─── EXERCISE MATERIALS ───

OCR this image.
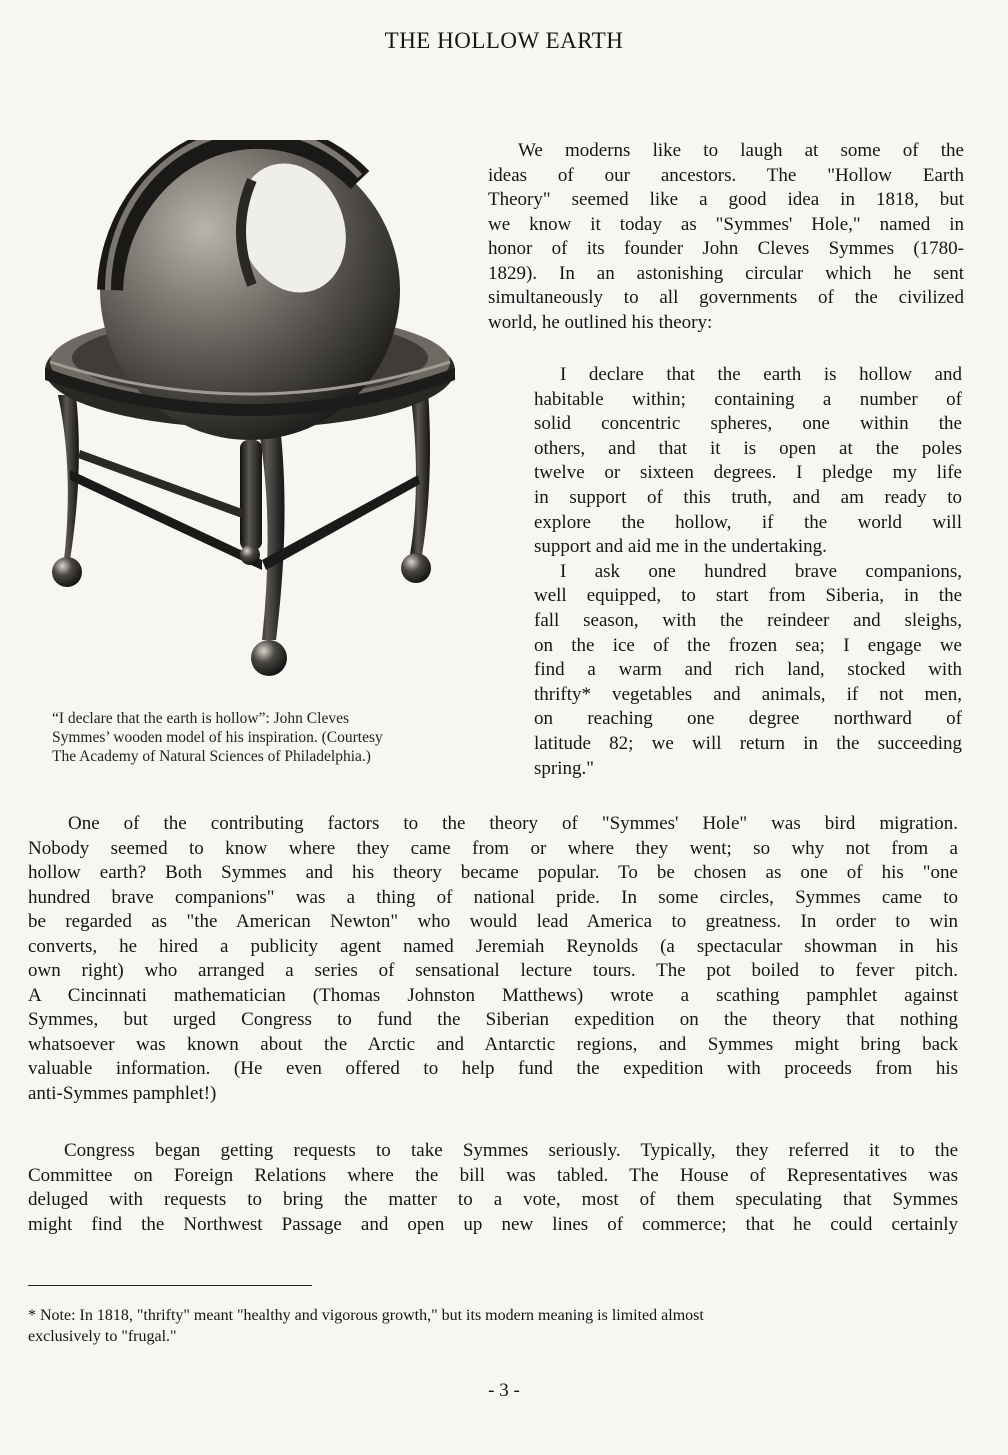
THE HOLLOW EARTH
“I declare that the earth is hollow”: John Cleves
Symmes’ wooden model of his inspiration. (Courtesy
The Academy of Natural Sciences of Philadelphia.)
We moderns like to laugh at some of the
ideas of our ancestors. The "Hollow Earth
Theory" seemed like a good idea in 1818, but
we know it today as "Symmes' Hole," named in
honor of its founder John Cleves Symmes (1780-
1829). In an astonishing circular which he sent
simultaneously to all governments of the civilized
world, he outlined his theory:
I declare that the earth is hollow and
habitable within; containing a number of
solid concentric spheres, one within the
others, and that it is open at the poles
twelve or sixteen degrees. I pledge my life
in support of this truth, and am ready to
explore the hollow, if the world will
support and aid me in the undertaking.
I ask one hundred brave companions,
well equipped, to start from Siberia, in the
fall season, with the reindeer and sleighs,
on the ice of the frozen sea; I engage we
find a warm and rich land, stocked with
thrifty* vegetables and animals, if not men,
on reaching one degree northward of
latitude 82; we will return in the succeeding
spring."
One of the contributing factors to the theory of "Symmes' Hole" was bird migration.
Nobody seemed to know where they came from or where they went; so why not from a
hollow earth? Both Symmes and his theory became popular. To be chosen as one of his "one
hundred brave companions" was a thing of national pride. In some circles, Symmes came to
be regarded as "the American Newton" who would lead America to greatness. In order to win
converts, he hired a publicity agent named Jeremiah Reynolds (a spectacular showman in his
own right) who arranged a series of sensational lecture tours. The pot boiled to fever pitch.
A Cincinnati mathematician (Thomas Johnston Matthews) wrote a scathing pamphlet against
Symmes, but urged Congress to fund the Siberian expedition on the theory that nothing
whatsoever was known about the Arctic and Antarctic regions, and Symmes might bring back
valuable information. (He even offered to help fund the expedition with proceeds from his
anti-Symmes pamphlet!)
Congress began getting requests to take Symmes seriously. Typically, they referred it to the
Committee on Foreign Relations where the bill was tabled. The House of Representatives was
deluged with requests to bring the matter to a vote, most of them speculating that Symmes
might find the Northwest Passage and open up new lines of commerce; that he could certainly
* Note: In 1818, "thrifty" meant "healthy and vigorous growth," but its modern meaning is limited almost
exclusively to "frugal."
- 3 -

───

■ YOUR INSTRUCTIONS ■
Above are the records. Identify each line that contains the word "might".

■ FULL RESPONSE ■
whatsoever was known about the Arctic and Antarctic regions, and Symmes might bring back
might find the Northwest Passage and open up new lines of commerce; that he could certainly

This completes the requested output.